◆ **Records for the task**:
----------------

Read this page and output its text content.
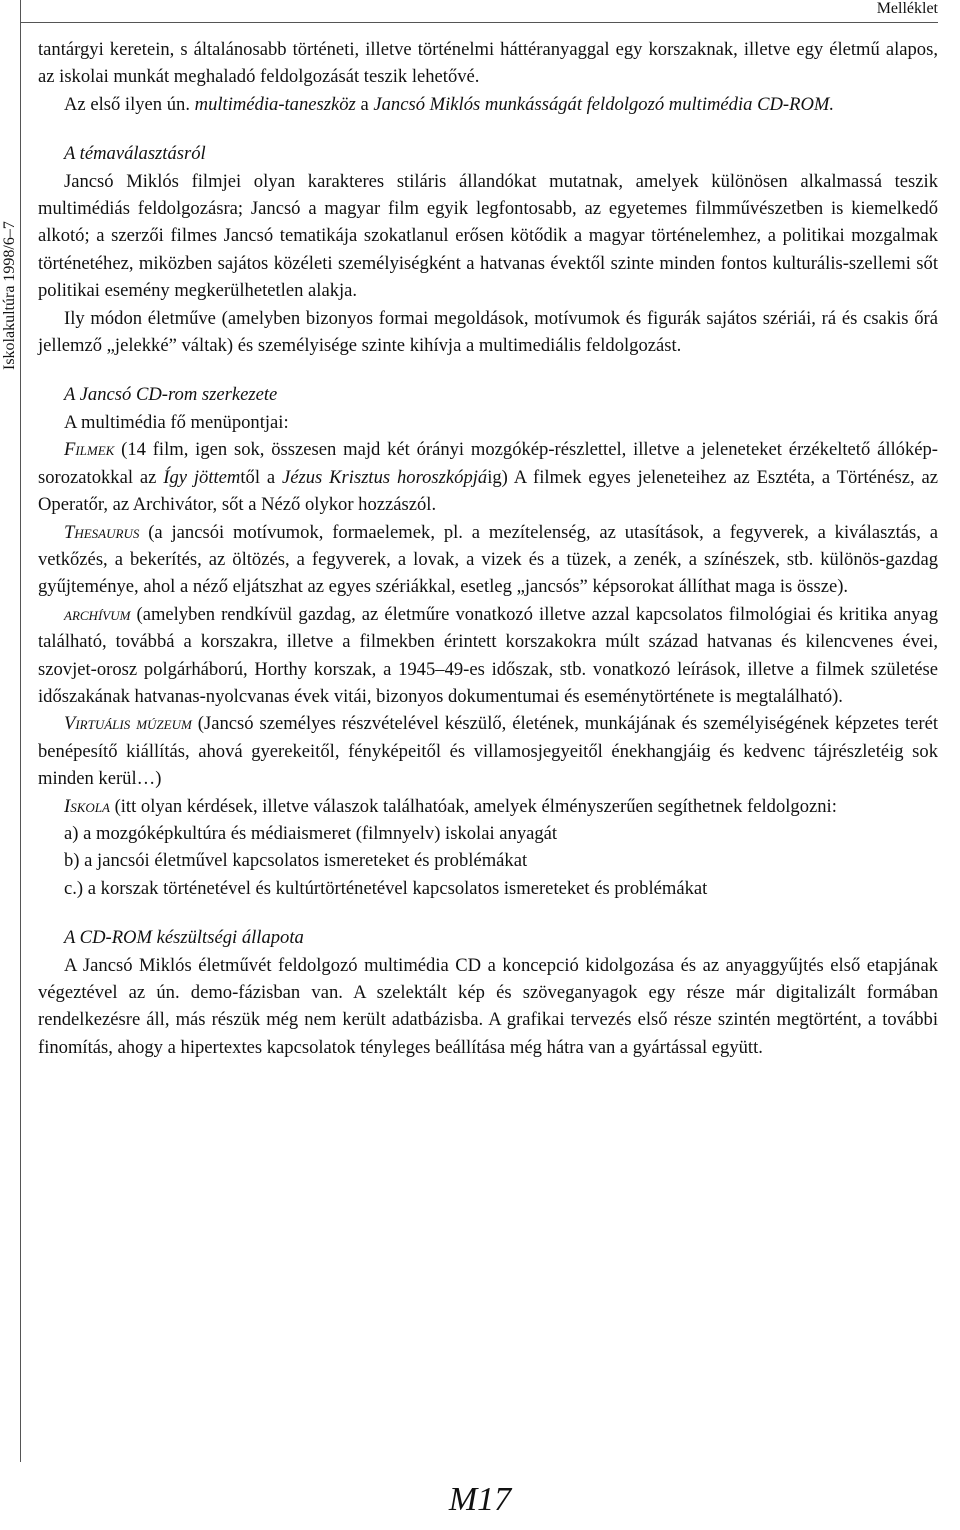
Iskolakultúra 1998/6–7
Melléklet

tantárgyi keretein, s általánosabb történeti, illetve történelmi háttéranyaggal egy korszaknak, illetve egy életmű alapos, az iskolai munkát meghaladó feldolgozását teszik lehetővé.

Az első ilyen ún. multimédia-taneszköz a Jancsó Miklós munkásságát feldolgozó multimédia CD-ROM.

A témaválasztásról

Jancsó Miklós filmjei olyan karakteres stiláris állandókat mutatnak, amelyek különösen alkalmassá teszik multimédiás feldolgozásra; Jancsó a magyar film egyik legfontosabb, az egyetemes filmművészetben is kiemelkedő alkotó; a szerzői filmes Jancsó tematikája szokatlanul erősen kötődik a magyar történelemhez, a politikai mozgalmak történetéhez, miközben sajátos közéleti személyiségként a hatvanas évektől szinte minden fontos kulturális-szellemi sőt politikai esemény megkerülhetetlen alakja.

Ily módon életműve (amelyben bizonyos formai megoldások, motívumok és figurák sajátos szériái, rá és csakis őrá jellemző „jelekké” váltak) és személyisége szinte kihívja a multimediális feldolgozást.

A Jancsó CD-rom szerkezete

A multimédia fő menüpontjai:

Filmek (14 film, igen sok, összesen majd két órányi mozgókép-részlettel, illetve a jeleneteket érzékeltető állókép-sorozatokkal az Így jöttemtől a Jézus Krisztus horoszkópjáig) A filmek egyes jeleneteihez az Esztéta, a Történész, az Operatőr, az Archivátor, sőt a Néző olykor hozzászól.

Thesaurus (a jancsói motívumok, formaelemek, pl. a mezítelenség, az utasítások, a fegyverek, a kiválasztás, a vetkőzés, a bekerítés, az öltözés, a fegyverek, a lovak, a vizek és a tüzek, a zenék, a színészek, stb. különös-gazdag gyűjteménye, ahol a néző eljátszhat az egyes szériákkal, esetleg „jancsós” képsorokat állíthat maga is össze).

archívum (amelyben rendkívül gazdag, az életműre vonatkozó illetve azzal kapcsolatos filmológiai és kritika anyag található, továbbá a korszakra, illetve a filmekben érintett korszakokra múlt század hatvanas és kilencvenes évei, szovjet-orosz polgárháború, Horthy korszak, a 1945–49-es időszak, stb. vonatkozó leírások, illetve a filmek születése időszakának hatvanas-nyolcvanas évek vitái, bizonyos dokumentumai és eseménytörténete is megtalálható).

Virtuális múzeum (Jancsó személyes részvételével készülő, életének, munkájának és személyiségének képzetes terét benépesítő kiállítás, ahová gyerekeitől, fényképeitől és villamosjegyeitől énekhangjáig és kedvenc tájrészletéig sok minden kerül…)

Iskola (itt olyan kérdések, illetve válaszok találhatóak, amelyek élményszerűen segíthetnek feldolgozni:

a) a mozgóképkultúra és médiaismeret (filmnyelv) iskolai anyagát

b) a jancsói életművel kapcsolatos ismereteket és problémákat

c.) a korszak történetével és kultúrtörténetével kapcsolatos ismereteket és problémákat

A CD-ROM készültségi állapota

A Jancsó Miklós életművét feldolgozó multimédia CD a koncepció kidolgozása és az anyaggyűjtés első etapjának végeztével az ún. demo-fázisban van. A szelektált kép és szöveganyagok egy része már digitalizált formában rendelkezésre áll, más részük még nem került adatbázisba. A grafikai tervezés első része szintén megtörtént, a további finomítás, ahogy a hipertextes kapcsolatok tényleges beállítása még hátra van a gyártással együtt.

M17
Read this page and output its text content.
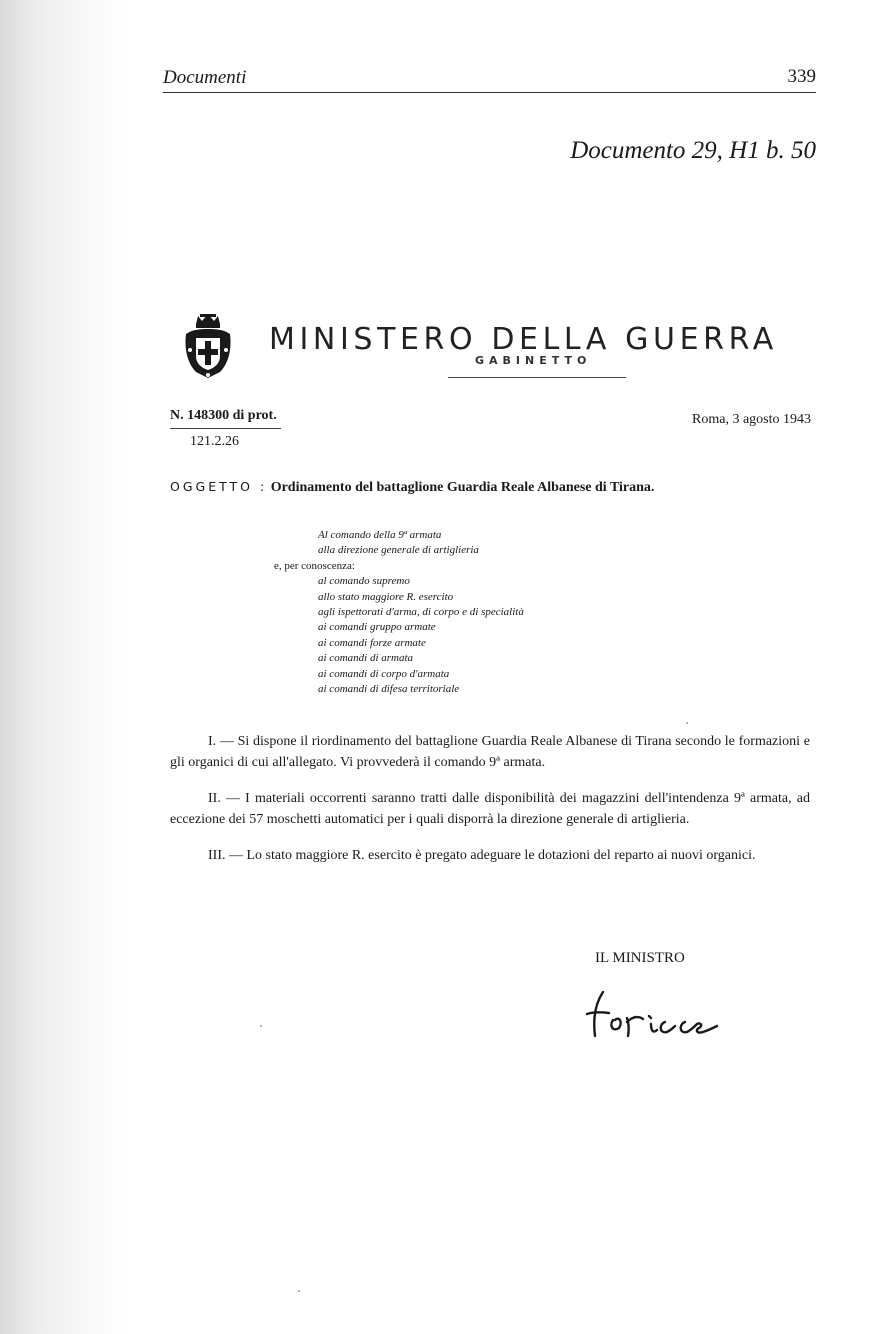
Documenti	339
Documento 29, H1 b. 50
MINISTERO DELLA GUERRA
GABINETTO
N. 148300 di prot.
121.2.26
Roma, 3 agosto 1943
OGGETTO : Ordinamento del battaglione Guardia Reale Albanese di Tirana.
Al comando della 9ª armata
alla direzione generale di artiglieria
e, per conoscenza:
al comando supremo
allo stato maggiore R. esercito
agli ispettorati d'arma, di corpo e di specialità
ai comandi gruppo armate
ai comandi forze armate
ai comandi di armata
ai comandi di corpo d'armata
ai comandi di difesa territoriale

I. — Si dispone il riordinamento del battaglione Guardia Reale Albanese di Tirana secondo le formazioni e gli organici di cui all'allegato. Vi provvederà il comando 9ª armata.

II. — I materiali occorrenti saranno tratti dalle disponibilità dei magazzini dell'intendenza 9ª armata, ad eccezione dei 57 moschetti automatici per i quali disporrà la direzione generale di artiglieria.

III. — Lo stato maggiore R. esercito è pregato adeguare le dotazioni del reparto ai nuovi organici.

IL MINISTRO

----------------

◆ **Exercise requirements**: Search the listing above for the string "feldolgozó". Copy every line that contains it.

◆ **Output below**:
Az első ilyen ún. multimédia-taneszköz a Jancsó Miklós munkásságát feldolgozó multimédia CD-ROM.
A Jancsó Miklós életművét feldolgozó multimédia CD a koncepció kidolgozása és az anyaggyűjtés első etapjának végeztével az ún. demo-fázisban van. A szelektált kép és szöveganyagok egy része már digitalizált formában rendelkezésre áll, más részük még nem került adatbázisba. A grafikai tervezés első része szintén megtörtént, a további finomítás, ahogy a hipertextes kapcsolatok tényleges beállítása még hátra van a gyártással együtt.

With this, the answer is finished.